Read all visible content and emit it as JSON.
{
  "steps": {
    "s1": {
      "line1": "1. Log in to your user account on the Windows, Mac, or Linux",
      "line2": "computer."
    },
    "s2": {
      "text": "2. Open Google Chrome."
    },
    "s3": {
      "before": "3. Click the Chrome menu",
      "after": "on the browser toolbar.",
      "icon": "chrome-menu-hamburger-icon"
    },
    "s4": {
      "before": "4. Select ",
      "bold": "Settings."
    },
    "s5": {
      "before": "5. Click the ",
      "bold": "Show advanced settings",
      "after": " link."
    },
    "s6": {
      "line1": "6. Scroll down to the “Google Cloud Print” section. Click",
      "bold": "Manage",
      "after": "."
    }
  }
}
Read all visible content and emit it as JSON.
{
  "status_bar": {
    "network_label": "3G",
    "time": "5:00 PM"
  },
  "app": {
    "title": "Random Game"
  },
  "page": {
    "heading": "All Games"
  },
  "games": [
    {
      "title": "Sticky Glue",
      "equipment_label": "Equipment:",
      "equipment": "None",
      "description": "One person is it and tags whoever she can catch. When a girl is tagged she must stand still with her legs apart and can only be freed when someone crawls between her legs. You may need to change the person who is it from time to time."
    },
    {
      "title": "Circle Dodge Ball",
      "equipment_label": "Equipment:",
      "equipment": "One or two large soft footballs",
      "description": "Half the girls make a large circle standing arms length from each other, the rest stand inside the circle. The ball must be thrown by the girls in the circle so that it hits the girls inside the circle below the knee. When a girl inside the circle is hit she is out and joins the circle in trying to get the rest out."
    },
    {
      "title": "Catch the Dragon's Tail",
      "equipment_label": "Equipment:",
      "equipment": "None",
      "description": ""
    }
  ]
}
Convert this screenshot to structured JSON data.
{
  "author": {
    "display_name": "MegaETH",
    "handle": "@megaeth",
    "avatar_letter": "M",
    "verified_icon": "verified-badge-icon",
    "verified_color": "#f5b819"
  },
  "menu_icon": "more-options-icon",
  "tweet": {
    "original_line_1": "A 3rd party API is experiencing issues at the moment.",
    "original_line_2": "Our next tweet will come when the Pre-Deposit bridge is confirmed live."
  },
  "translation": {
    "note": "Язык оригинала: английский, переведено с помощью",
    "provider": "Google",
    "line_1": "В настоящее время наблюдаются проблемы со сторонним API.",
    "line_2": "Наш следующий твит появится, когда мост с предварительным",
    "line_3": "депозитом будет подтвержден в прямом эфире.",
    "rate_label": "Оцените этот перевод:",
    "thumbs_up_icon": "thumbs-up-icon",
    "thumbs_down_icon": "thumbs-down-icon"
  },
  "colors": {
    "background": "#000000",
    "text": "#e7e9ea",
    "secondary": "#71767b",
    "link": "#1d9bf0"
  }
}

● ● ● ● ● ● ●

**PROBLEM TO WORK ON**. Output the records verbatim, from the first line to the last.

**ANSWER TO THIS PROBLEM**.
Read all visible content and emit it as JSON.
{
  "steps": {
    "s1": {
      "line1": "1. Log in to your user account on the Windows, Mac, or Linux",
      "line2": "computer."
    },
    "s2": {
      "text": "2. Open Google Chrome."
    },
    "s3": {
      "before": "3. Click the Chrome menu",
      "after": "on the browser toolbar.",
      "icon": "chrome-menu-hamburger-icon"
    },
    "s4": {
      "before": "4. Select ",
      "bold": "Settings."
    },
    "s5": {
      "before": "5. Click the ",
      "bold": "Show advanced settings",
      "after": " link."
    },
    "s6": {
      "line1": "6. Scroll down to the “Google Cloud Print” section. Click",
      "bold": "Manage",
      "after": "."
    }
  }
}
Read all visible content and emit it as JSON.
{
  "status_bar": {
    "network_label": "3G",
    "time": "5:00 PM"
  },
  "app": {
    "title": "Random Game"
  },
  "page": {
    "heading": "All Games"
  },
  "games": [
    {
      "title": "Sticky Glue",
      "equipment_label": "Equipment:",
      "equipment": "None",
      "description": "One person is it and tags whoever she can catch. When a girl is tagged she must stand still with her legs apart and can only be freed when someone crawls between her legs. You may need to change the person who is it from time to time."
    },
    {
      "title": "Circle Dodge Ball",
      "equipment_label": "Equipment:",
      "equipment": "One or two large soft footballs",
      "description": "Half the girls make a large circle standing arms length from each other, the rest stand inside the circle. The ball must be thrown by the girls in the circle so that it hits the girls inside the circle below the knee. When a girl inside the circle is hit she is out and joins the circle in trying to get the rest out."
    },
    {
      "title": "Catch the Dragon's Tail",
      "equipment_label": "Equipment:",
      "equipment": "None",
      "description": ""
    }
  ]
}
Convert this screenshot to structured JSON data.
{
  "author": {
    "display_name": "MegaETH",
    "handle": "@megaeth",
    "avatar_letter": "M",
    "verified_icon": "verified-badge-icon",
    "verified_color": "#f5b819"
  },
  "menu_icon": "more-options-icon",
  "tweet": {
    "original_line_1": "A 3rd party API is experiencing issues at the moment.",
    "original_line_2": "Our next tweet will come when the Pre-Deposit bridge is confirmed live."
  },
  "translation": {
    "note": "Язык оригинала: английский, переведено с помощью",
    "provider": "Google",
    "line_1": "В настоящее время наблюдаются проблемы со сторонним API.",
    "line_2": "Наш следующий твит появится, когда мост с предварительным",
    "line_3": "депозитом будет подтвержден в прямом эфире.",
    "rate_label": "Оцените этот перевод:",
    "thumbs_up_icon": "thumbs-up-icon",
    "thumbs_down_icon": "thumbs-down-icon"
  },
  "colors": {
    "background": "#000000",
    "text": "#e7e9ea",
    "secondary": "#71767b",
    "link": "#1d9bf0"
  }
}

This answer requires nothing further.